Given task.
Work out the number of lines in the listing that include the string "Extract". Reply with that number alone.

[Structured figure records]
• • •
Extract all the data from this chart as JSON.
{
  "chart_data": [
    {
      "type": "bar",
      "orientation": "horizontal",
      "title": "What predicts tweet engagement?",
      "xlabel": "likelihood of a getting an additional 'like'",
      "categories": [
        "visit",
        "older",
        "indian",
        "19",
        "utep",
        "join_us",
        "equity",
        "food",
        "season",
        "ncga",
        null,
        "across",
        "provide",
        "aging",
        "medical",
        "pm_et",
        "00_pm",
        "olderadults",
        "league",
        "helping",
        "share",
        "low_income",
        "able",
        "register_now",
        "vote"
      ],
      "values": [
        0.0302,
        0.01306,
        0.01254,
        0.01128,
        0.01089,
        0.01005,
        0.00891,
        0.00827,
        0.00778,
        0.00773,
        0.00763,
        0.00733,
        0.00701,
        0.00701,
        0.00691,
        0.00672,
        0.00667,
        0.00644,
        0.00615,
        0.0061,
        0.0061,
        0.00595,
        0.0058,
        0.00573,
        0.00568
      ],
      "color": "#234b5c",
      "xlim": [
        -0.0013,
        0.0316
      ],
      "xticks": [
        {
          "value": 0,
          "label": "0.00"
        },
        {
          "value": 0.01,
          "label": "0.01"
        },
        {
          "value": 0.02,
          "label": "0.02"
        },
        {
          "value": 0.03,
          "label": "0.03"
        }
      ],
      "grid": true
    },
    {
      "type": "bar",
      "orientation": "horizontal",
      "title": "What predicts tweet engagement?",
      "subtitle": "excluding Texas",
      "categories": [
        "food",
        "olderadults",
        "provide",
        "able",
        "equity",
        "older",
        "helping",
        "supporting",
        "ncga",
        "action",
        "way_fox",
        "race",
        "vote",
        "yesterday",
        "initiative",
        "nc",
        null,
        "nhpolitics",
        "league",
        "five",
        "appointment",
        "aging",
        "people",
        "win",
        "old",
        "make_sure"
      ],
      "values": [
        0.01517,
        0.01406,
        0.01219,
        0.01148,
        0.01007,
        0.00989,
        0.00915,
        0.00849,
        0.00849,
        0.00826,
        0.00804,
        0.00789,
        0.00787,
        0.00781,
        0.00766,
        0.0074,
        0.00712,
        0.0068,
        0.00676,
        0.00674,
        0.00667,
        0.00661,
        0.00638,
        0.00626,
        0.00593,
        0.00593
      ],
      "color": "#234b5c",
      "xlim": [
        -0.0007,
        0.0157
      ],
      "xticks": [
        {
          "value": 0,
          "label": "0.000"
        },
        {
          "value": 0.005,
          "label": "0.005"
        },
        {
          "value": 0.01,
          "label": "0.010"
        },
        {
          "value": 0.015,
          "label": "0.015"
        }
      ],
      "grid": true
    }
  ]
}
• • •
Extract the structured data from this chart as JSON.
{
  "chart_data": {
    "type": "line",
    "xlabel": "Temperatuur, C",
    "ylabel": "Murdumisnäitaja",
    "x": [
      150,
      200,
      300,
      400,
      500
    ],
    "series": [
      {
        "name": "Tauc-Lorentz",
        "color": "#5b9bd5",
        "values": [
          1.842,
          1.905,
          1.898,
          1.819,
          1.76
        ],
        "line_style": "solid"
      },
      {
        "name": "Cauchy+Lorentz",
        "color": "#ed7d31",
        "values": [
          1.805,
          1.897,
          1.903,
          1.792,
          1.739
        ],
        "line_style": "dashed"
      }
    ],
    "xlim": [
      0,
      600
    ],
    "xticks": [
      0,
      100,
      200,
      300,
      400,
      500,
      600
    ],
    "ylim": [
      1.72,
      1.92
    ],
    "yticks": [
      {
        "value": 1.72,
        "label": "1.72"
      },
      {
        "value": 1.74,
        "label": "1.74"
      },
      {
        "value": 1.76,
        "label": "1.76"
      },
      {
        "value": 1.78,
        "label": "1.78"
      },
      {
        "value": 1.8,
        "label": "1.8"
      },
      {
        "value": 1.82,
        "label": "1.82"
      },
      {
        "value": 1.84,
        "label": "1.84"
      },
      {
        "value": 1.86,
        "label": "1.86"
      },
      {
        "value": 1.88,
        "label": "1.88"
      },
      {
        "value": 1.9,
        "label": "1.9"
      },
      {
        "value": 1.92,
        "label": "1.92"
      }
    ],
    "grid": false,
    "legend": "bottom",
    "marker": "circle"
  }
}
• • •
Answer to the task.
2